[[ Extract to read open ]]

Tai Zi Shen – Pseudostellaria root – “Prince Root” or “Child Root” or “Son of the Emperor Root”

Nature: sweet, slightly bitter, neutral

Enters: Spleen, Lung

Actions: Tonifies Lung Qi and spleen Qi; produces body fluids.

• Spleen and Lung Qi deficiency: poor appetite, fatigue, palpitations, spontaneous sweating.
• Lung Yin deficiency: cough and thirst.
• Commonly used for Spleen Qi deficiency with Stomach yin deficiency.
• Thirst and injury to fluids after a febrile disease.
• Unrelenting fever or summer-heat in children.
• Specifically considered a weak Qi tonic (yet not inexpensive)
• Used with Wu wei zi to treat “neurasthenia”: fatigue, lassitude, depression, anxiety, etc.

[[ Extract to read closed ]]
[[ Available data open ]]

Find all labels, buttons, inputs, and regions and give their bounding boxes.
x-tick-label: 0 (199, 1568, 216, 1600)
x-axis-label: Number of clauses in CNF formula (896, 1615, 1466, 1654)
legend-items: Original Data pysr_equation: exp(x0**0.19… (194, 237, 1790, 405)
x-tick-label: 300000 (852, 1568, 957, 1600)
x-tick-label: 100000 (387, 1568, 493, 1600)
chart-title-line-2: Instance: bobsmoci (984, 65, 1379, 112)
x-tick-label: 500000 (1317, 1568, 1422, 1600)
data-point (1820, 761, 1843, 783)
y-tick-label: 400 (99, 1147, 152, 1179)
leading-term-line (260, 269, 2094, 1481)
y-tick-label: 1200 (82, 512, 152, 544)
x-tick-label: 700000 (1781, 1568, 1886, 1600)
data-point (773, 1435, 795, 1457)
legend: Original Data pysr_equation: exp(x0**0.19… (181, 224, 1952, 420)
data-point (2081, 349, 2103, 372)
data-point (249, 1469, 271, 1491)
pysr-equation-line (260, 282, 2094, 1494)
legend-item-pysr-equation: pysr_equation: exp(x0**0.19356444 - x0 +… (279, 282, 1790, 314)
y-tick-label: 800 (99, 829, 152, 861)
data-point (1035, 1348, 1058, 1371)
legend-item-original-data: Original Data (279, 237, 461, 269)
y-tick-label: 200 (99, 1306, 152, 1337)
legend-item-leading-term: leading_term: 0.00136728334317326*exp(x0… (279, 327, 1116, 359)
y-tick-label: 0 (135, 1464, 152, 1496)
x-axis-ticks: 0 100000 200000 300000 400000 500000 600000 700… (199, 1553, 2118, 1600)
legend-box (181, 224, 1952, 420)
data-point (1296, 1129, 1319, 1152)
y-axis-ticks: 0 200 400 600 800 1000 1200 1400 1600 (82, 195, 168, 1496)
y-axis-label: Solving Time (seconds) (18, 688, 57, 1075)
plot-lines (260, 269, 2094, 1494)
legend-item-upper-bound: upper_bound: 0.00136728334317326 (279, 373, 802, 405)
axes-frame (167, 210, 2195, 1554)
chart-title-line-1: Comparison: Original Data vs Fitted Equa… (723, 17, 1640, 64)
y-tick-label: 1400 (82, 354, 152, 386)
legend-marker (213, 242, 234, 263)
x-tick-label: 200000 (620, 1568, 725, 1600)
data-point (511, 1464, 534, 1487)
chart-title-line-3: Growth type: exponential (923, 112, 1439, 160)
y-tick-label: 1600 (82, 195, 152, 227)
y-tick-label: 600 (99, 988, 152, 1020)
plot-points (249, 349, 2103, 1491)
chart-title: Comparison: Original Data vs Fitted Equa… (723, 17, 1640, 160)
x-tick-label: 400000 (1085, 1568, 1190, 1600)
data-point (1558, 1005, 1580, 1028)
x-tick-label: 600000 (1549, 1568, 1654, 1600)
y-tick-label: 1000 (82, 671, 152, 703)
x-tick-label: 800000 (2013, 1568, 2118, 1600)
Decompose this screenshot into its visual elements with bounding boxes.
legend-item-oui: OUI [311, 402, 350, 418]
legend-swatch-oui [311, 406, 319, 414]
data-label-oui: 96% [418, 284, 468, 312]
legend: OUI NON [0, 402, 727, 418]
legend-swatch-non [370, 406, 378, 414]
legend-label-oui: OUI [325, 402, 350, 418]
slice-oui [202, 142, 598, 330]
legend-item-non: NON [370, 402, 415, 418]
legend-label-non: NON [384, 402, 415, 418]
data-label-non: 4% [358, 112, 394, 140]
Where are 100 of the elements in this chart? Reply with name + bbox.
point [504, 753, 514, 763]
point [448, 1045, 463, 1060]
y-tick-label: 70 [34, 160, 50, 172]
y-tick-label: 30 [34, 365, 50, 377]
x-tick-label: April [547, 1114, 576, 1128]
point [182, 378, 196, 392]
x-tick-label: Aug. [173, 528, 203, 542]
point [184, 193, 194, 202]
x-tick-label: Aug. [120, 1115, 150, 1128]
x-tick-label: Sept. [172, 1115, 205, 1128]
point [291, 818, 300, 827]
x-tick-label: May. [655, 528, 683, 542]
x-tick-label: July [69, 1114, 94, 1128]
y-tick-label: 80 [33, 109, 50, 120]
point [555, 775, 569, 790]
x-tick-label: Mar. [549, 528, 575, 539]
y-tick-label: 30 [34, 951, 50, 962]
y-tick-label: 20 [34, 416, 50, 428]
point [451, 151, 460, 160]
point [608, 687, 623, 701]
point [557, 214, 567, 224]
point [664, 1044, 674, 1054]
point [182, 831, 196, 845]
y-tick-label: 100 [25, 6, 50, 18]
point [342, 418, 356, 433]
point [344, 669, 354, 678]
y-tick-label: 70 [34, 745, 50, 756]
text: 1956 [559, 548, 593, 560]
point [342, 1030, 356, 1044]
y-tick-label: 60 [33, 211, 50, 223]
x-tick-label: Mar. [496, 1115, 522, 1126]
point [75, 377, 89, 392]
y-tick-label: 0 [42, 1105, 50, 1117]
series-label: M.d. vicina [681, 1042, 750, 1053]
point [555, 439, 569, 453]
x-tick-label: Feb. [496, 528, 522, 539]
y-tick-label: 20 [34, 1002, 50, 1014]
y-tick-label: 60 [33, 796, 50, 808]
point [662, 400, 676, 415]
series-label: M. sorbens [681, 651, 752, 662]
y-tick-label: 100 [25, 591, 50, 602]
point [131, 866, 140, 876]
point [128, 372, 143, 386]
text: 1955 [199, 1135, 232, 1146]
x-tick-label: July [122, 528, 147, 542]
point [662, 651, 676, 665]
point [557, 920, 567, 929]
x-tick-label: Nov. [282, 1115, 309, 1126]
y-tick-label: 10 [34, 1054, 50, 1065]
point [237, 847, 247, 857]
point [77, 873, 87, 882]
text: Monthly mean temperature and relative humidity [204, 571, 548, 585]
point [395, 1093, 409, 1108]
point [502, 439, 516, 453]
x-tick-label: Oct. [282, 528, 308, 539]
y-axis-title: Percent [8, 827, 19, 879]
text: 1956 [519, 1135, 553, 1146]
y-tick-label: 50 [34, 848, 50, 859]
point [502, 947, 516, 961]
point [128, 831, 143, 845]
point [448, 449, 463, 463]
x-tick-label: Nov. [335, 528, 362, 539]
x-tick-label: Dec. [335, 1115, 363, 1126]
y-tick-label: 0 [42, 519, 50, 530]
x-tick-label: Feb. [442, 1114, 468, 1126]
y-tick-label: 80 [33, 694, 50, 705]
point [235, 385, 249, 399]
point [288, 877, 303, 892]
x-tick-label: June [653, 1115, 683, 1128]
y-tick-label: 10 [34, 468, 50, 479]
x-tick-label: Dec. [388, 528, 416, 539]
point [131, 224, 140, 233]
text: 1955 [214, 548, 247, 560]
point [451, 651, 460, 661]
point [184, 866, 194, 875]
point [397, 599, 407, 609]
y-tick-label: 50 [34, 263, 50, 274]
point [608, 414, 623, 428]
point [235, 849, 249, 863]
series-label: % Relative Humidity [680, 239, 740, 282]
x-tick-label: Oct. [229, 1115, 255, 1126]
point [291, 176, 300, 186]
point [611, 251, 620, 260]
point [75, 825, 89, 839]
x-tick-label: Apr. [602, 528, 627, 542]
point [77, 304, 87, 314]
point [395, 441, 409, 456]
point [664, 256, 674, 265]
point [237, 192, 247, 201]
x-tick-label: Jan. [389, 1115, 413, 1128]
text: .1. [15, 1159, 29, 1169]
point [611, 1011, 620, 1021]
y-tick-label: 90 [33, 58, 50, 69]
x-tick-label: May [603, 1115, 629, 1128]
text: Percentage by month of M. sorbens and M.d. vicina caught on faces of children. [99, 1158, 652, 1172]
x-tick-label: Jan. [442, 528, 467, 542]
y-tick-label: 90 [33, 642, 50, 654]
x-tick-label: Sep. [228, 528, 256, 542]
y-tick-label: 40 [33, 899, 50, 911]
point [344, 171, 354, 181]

[[ Available data closed ]]

• [What this exercise asks]:
(1) Recast the line beginning "Actions: Tonifies" in the Tai Zi Shen entry as a short list.
(2) Extend the Tai Zi Shen entry past its final line.

• [Answers to this exercise]:
(1)
- Tonifies Lung Qi
- Tonifies Spleen Qi
- Produces body fluids

(2)
• Similar to Xi yang shen, but gentle – weaker than Xi yang shen at tonifying both Qi and Yin, but a reasonable substitute for mild cases of Qi and Yin deficiency.
• Can often be used as a substitute for Ren shen, especially in cases of liver Yang rising.
• Contraindicated for use with Li lu.
MLT: Very similar to Starflower (Trientalis borealis) of the Pacific Northwest United States.